Brief:
Extract every record, keeping each one exactly as it is.

Records for this exercise:
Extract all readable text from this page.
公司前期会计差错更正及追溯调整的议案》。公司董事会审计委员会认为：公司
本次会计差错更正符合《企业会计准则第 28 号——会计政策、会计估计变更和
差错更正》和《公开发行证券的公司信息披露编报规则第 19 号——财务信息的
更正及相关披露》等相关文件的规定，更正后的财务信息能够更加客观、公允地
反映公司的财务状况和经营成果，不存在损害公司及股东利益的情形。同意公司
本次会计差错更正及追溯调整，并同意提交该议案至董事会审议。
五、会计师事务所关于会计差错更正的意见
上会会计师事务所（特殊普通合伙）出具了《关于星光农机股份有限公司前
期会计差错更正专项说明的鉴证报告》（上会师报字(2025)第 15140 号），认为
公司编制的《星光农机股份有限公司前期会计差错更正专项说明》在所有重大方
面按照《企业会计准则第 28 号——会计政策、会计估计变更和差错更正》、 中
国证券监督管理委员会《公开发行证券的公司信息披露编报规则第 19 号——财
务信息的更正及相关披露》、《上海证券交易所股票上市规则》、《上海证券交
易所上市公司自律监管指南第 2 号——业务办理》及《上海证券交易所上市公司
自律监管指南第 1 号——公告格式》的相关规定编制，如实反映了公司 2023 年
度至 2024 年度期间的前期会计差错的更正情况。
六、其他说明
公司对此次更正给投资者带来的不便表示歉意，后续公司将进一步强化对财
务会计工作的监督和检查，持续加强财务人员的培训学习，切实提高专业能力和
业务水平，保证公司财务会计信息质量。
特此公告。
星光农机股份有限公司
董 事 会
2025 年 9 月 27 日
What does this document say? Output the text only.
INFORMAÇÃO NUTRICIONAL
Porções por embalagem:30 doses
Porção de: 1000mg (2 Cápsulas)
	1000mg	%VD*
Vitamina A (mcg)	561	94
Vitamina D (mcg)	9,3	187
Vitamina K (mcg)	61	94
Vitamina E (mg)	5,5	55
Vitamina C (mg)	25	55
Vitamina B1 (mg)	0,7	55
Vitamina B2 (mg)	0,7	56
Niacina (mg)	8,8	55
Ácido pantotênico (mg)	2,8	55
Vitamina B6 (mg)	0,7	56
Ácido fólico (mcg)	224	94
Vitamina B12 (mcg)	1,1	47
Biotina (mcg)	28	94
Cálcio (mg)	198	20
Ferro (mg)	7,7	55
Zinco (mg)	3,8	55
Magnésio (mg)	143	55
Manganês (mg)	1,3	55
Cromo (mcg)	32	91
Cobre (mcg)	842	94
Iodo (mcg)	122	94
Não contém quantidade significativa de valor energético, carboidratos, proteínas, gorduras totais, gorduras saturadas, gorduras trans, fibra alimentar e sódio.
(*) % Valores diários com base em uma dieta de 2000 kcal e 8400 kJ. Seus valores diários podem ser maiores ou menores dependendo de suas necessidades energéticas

Exercise response:
Extract all readable text from this page.
公司前期会计差错更正及追溯调整的议案》。公司董事会审计委员会认为：公司
本次会计差错更正符合《企业会计准则第 28 号——会计政策、会计估计变更和
差错更正》和《公开发行证券的公司信息披露编报规则第 19 号——财务信息的
更正及相关披露》等相关文件的规定，更正后的财务信息能够更加客观、公允地
反映公司的财务状况和经营成果，不存在损害公司及股东利益的情形。同意公司
本次会计差错更正及追溯调整，并同意提交该议案至董事会审议。
五、会计师事务所关于会计差错更正的意见
上会会计师事务所（特殊普通合伙）出具了《关于星光农机股份有限公司前
期会计差错更正专项说明的鉴证报告》（上会师报字(2025)第 15140 号），认为
公司编制的《星光农机股份有限公司前期会计差错更正专项说明》在所有重大方
面按照《企业会计准则第 28 号——会计政策、会计估计变更和差错更正》、 中
国证券监督管理委员会《公开发行证券的公司信息披露编报规则第 19 号——财
务信息的更正及相关披露》、《上海证券交易所股票上市规则》、《上海证券交
易所上市公司自律监管指南第 2 号——业务办理》及《上海证券交易所上市公司
自律监管指南第 1 号——公告格式》的相关规定编制，如实反映了公司 2023 年
度至 2024 年度期间的前期会计差错的更正情况。
六、其他说明
公司对此次更正给投资者带来的不便表示歉意，后续公司将进一步强化对财
务会计工作的监督和检查，持续加强财务人员的培训学习，切实提高专业能力和
业务水平，保证公司财务会计信息质量。
特此公告。
星光农机股份有限公司
董 事 会
2025 年 9 月 27 日
What does this document say? Output the text only.
INFORMAÇÃO NUTRICIONAL
Porções por embalagem:30 doses
Porção de: 1000mg (2 Cápsulas)
	1000mg	%VD*
Vitamina A (mcg)	561	94
Vitamina D (mcg)	9,3	187
Vitamina K (mcg)	61	94
Vitamina E (mg)	5,5	55
Vitamina C (mg)	25	55
Vitamina B1 (mg)	0,7	55
Vitamina B2 (mg)	0,7	56
Niacina (mg)	8,8	55
Ácido pantotênico (mg)	2,8	55
Vitamina B6 (mg)	0,7	56
Ácido fólico (mcg)	224	94
Vitamina B12 (mcg)	1,1	47
Biotina (mcg)	28	94
Cálcio (mg)	198	20
Ferro (mg)	7,7	55
Zinco (mg)	3,8	55
Magnésio (mg)	143	55
Manganês (mg)	1,3	55
Cromo (mcg)	32	91
Cobre (mcg)	842	94
Iodo (mcg)	122	94
Não contém quantidade significativa de valor energético, carboidratos, proteínas, gorduras totais, gorduras saturadas, gorduras trans, fibra alimentar e sódio.
(*) % Valores diários com base em uma dieta de 2000 kcal e 8400 kJ. Seus valores diários podem ser maiores ou menores dependendo de suas necessidades energéticas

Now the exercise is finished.